=== Requirements ===
Take from the listing each line that has the string "name".

=== Data supplied ===
════
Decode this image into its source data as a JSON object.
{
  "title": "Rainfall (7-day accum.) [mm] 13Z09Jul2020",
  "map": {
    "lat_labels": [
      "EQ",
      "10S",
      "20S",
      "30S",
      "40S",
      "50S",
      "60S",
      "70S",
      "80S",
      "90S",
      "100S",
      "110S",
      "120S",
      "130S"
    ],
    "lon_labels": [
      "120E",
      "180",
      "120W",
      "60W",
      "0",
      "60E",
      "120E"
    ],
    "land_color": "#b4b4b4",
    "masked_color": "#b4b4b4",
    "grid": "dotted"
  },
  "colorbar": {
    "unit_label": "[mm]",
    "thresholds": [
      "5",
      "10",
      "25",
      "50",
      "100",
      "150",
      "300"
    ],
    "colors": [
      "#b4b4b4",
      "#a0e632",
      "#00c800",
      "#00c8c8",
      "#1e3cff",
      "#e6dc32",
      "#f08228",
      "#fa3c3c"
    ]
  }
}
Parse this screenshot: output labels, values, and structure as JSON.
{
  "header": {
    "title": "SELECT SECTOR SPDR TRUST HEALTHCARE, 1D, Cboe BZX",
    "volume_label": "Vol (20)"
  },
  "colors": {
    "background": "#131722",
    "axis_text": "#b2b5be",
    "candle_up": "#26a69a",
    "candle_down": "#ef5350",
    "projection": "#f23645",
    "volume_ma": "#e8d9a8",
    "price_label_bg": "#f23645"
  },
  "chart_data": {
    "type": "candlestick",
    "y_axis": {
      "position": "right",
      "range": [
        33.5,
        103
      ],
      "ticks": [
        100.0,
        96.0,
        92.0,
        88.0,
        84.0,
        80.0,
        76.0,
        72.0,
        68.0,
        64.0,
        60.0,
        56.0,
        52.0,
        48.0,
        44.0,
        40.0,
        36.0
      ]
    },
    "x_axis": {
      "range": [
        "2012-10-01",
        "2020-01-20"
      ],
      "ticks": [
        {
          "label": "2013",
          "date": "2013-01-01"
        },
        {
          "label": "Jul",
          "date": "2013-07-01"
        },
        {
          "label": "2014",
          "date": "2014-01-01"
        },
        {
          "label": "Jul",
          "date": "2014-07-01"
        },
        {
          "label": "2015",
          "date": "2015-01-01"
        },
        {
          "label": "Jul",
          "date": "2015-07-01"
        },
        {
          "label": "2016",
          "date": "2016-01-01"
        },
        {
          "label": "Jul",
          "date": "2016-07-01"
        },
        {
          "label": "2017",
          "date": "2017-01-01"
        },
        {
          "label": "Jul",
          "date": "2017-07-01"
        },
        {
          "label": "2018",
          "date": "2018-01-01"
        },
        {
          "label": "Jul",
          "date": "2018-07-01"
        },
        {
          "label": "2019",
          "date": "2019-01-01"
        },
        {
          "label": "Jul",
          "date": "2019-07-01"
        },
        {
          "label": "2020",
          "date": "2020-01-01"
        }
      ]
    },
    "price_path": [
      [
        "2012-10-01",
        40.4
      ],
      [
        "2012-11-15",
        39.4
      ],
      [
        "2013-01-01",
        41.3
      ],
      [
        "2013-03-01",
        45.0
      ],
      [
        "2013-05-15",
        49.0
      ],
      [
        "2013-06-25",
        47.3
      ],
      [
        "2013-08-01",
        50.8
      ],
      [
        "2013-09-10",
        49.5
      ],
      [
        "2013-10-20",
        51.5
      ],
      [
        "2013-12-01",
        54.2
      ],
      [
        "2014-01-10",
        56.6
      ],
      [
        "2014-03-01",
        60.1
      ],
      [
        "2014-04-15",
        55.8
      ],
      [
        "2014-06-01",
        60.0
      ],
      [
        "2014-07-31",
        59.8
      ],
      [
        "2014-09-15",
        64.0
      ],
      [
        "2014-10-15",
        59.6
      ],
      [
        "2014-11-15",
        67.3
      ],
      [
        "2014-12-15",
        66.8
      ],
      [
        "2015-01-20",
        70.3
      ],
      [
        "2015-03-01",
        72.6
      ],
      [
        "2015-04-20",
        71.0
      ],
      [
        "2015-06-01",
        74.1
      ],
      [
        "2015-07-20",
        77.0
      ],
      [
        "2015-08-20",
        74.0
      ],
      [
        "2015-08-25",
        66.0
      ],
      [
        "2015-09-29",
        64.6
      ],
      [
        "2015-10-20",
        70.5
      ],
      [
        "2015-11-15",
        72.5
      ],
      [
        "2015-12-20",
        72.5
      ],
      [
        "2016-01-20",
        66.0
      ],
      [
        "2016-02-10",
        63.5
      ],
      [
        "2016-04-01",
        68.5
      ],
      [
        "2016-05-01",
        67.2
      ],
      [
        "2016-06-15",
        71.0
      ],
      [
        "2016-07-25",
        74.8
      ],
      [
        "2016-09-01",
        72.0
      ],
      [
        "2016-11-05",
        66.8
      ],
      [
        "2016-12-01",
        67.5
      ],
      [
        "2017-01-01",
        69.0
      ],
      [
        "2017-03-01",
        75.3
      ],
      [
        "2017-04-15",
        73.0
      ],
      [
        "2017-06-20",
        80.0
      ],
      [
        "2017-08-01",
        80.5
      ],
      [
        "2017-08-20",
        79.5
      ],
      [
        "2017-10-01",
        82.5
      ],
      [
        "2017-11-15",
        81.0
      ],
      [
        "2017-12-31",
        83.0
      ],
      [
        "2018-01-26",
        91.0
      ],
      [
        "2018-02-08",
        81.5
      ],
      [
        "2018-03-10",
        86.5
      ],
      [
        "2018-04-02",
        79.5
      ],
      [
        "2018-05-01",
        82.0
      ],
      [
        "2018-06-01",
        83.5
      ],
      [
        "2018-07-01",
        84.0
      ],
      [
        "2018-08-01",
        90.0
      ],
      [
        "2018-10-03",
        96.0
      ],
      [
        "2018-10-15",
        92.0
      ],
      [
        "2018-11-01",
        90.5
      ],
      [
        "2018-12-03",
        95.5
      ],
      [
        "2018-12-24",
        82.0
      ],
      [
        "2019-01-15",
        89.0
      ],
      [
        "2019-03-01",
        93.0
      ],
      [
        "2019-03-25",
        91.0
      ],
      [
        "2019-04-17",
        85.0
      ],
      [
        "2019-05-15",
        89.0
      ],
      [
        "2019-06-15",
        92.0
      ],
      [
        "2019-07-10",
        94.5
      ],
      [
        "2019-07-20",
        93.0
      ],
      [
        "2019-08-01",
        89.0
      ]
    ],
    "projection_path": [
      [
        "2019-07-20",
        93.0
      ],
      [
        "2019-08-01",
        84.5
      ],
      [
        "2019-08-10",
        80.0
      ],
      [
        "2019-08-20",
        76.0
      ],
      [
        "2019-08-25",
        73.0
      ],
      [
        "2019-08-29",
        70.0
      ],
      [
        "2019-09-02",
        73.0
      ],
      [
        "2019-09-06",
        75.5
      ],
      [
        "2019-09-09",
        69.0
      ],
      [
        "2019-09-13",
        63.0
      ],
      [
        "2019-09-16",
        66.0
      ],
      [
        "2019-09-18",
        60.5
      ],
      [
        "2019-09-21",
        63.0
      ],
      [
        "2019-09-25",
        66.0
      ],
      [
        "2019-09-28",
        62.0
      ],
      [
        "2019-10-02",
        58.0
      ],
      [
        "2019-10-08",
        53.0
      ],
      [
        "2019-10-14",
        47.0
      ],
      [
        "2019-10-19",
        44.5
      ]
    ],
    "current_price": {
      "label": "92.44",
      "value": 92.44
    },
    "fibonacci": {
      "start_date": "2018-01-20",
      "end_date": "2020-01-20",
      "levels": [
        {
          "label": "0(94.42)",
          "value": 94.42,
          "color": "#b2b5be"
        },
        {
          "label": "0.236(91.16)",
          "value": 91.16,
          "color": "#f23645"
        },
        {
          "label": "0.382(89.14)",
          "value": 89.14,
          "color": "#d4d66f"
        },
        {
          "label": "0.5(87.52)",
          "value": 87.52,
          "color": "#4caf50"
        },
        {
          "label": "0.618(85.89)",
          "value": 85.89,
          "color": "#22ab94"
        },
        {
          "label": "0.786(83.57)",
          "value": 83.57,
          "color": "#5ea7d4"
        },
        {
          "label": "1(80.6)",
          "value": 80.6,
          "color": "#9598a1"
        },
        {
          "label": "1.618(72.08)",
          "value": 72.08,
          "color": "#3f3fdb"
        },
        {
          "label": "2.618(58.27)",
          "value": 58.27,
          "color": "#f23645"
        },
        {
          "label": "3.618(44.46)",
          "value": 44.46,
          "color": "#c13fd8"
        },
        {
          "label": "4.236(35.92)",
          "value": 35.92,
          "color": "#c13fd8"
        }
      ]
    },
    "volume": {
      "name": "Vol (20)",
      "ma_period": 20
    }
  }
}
════
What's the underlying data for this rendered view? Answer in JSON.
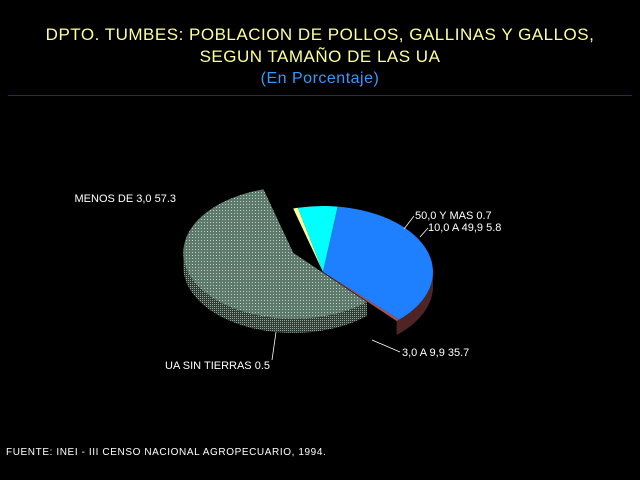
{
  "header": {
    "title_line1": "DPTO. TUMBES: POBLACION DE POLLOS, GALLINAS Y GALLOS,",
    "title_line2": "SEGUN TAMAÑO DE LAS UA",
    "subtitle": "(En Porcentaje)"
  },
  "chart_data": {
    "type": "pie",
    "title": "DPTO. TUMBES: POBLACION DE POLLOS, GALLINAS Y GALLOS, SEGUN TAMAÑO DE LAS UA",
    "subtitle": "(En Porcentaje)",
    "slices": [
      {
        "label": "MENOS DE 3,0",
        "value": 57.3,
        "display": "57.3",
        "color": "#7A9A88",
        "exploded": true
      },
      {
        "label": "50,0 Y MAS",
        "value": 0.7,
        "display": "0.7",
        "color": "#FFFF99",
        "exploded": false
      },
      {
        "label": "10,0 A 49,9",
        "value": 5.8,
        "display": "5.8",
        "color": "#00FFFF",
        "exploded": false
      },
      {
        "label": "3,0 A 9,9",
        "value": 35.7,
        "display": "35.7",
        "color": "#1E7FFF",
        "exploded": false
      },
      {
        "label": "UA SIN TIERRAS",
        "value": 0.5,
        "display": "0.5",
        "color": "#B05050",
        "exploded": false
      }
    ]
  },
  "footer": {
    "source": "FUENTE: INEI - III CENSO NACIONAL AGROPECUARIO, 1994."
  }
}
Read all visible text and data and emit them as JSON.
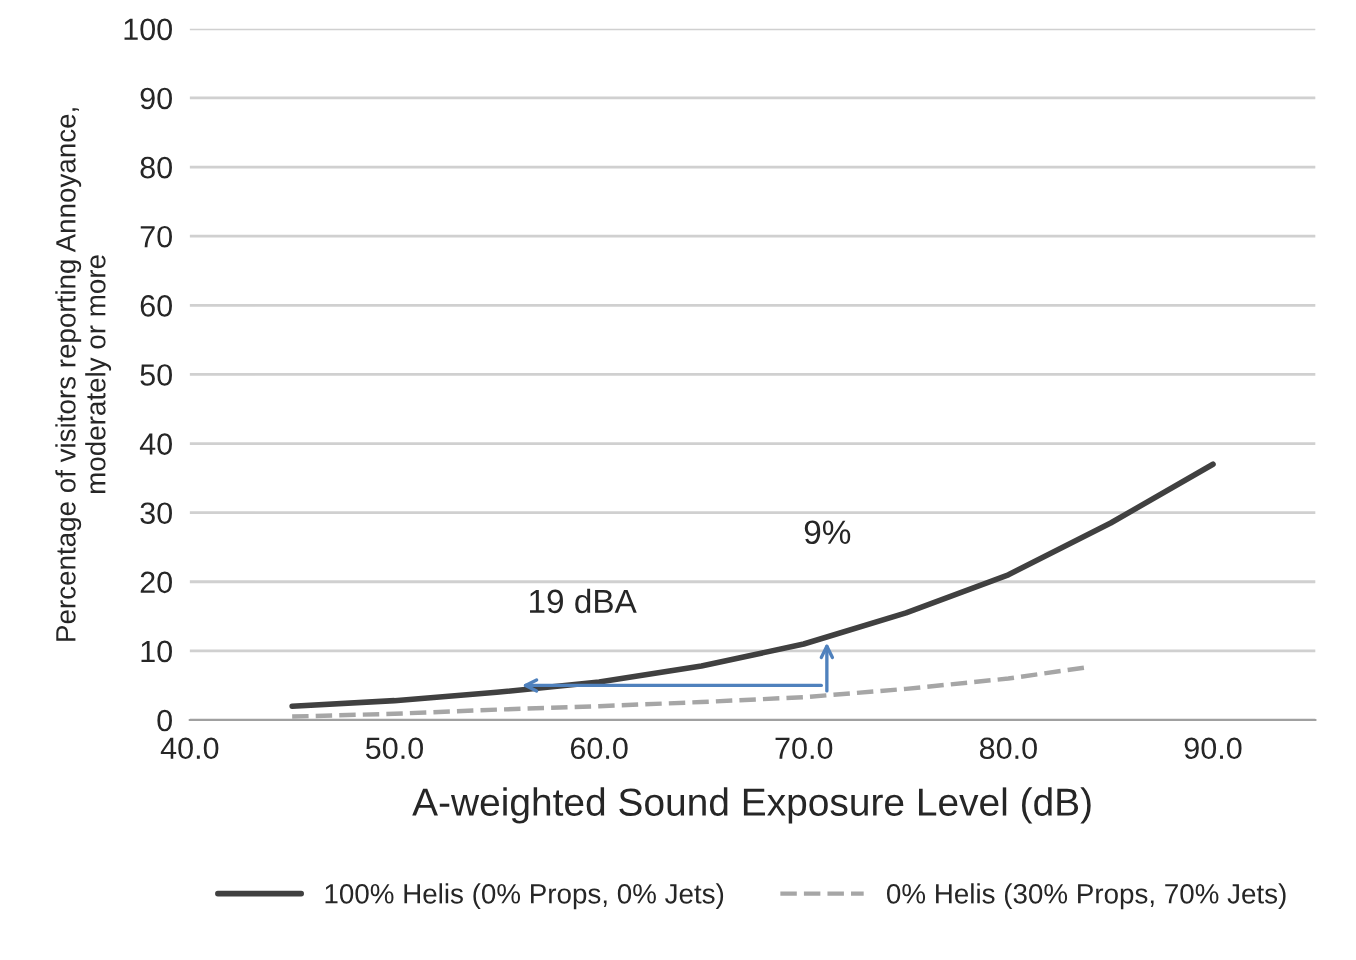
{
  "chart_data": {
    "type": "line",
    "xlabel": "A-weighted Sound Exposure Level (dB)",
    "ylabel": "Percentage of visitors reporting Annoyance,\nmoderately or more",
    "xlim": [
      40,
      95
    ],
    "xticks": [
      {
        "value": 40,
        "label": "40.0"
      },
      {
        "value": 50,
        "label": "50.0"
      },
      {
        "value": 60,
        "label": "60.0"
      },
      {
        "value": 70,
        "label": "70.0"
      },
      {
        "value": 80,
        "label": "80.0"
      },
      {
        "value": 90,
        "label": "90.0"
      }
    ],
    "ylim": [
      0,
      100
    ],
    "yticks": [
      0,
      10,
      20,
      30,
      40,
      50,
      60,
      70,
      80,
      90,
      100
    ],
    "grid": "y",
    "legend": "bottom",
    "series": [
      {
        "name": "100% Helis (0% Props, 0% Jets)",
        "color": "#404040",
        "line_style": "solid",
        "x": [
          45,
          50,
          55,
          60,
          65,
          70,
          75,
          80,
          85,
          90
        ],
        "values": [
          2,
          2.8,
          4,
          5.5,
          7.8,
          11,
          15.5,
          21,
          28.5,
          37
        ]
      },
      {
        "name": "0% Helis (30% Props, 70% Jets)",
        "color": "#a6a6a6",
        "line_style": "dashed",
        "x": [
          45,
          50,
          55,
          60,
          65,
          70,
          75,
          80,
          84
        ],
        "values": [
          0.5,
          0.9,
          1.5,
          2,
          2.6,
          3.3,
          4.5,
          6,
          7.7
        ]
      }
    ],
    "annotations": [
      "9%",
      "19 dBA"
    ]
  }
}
════
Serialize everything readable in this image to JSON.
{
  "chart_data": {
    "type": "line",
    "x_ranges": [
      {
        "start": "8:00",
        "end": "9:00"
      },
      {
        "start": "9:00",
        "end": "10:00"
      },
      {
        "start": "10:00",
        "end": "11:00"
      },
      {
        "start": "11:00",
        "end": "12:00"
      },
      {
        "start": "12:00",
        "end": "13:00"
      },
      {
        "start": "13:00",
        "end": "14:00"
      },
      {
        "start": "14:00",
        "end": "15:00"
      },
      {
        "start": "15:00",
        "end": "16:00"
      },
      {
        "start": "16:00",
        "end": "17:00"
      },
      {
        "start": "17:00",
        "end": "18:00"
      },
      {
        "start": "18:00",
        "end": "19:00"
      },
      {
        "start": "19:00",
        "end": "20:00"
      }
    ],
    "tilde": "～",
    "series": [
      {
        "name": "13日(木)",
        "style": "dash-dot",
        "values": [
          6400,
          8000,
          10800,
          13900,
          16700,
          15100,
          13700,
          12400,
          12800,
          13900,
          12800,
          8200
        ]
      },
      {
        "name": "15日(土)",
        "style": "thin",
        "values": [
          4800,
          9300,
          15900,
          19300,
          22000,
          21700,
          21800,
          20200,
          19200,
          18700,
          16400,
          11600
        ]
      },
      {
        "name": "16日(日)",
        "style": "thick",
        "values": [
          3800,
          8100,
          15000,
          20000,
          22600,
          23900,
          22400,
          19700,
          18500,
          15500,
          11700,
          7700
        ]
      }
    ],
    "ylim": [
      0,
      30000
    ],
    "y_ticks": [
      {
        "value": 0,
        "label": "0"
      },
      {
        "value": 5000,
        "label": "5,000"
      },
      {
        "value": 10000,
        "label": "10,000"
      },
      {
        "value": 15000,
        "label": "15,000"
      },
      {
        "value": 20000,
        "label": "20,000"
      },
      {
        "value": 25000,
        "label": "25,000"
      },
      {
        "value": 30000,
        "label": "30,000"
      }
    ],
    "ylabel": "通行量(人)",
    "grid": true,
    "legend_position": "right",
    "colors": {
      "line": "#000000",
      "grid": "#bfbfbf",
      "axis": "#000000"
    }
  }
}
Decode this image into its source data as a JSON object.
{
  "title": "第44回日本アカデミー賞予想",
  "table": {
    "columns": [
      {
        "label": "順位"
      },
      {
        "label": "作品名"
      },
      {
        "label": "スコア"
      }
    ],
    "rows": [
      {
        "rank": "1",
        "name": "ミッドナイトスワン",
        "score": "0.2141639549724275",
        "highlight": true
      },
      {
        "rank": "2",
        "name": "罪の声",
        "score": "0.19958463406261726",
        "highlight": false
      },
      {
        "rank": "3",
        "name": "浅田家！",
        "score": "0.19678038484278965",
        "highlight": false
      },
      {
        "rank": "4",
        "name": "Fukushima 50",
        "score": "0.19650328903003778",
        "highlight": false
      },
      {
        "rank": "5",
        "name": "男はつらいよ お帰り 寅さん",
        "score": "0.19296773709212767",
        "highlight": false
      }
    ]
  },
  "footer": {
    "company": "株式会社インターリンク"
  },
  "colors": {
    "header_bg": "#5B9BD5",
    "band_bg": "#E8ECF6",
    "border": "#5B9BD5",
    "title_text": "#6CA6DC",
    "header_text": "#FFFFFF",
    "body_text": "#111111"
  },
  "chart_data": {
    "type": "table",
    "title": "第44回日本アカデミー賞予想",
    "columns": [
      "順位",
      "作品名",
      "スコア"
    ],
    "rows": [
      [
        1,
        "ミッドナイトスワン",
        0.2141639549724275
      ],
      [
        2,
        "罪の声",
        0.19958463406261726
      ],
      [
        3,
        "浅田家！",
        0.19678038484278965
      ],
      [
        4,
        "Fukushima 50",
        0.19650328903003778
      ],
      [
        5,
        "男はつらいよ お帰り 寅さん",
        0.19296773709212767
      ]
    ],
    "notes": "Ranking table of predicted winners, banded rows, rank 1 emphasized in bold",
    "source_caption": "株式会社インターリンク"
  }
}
════
=== The result ===
      "name": "Vol (20)",
        "name": "100% Helis (0% Props, 0% Jets)",
        "name": "0% Helis (30% Props, 70% Jets)",
        "name": "13日(木)",
        "name": "15日(土)",
        "name": "16日(日)",
        "name": "ミッドナイトスワン",
        "name": "罪の声",
        "name": "浅田家！",
        "name": "Fukushima 50",
        "name": "男はつらいよ お帰り 寅さん",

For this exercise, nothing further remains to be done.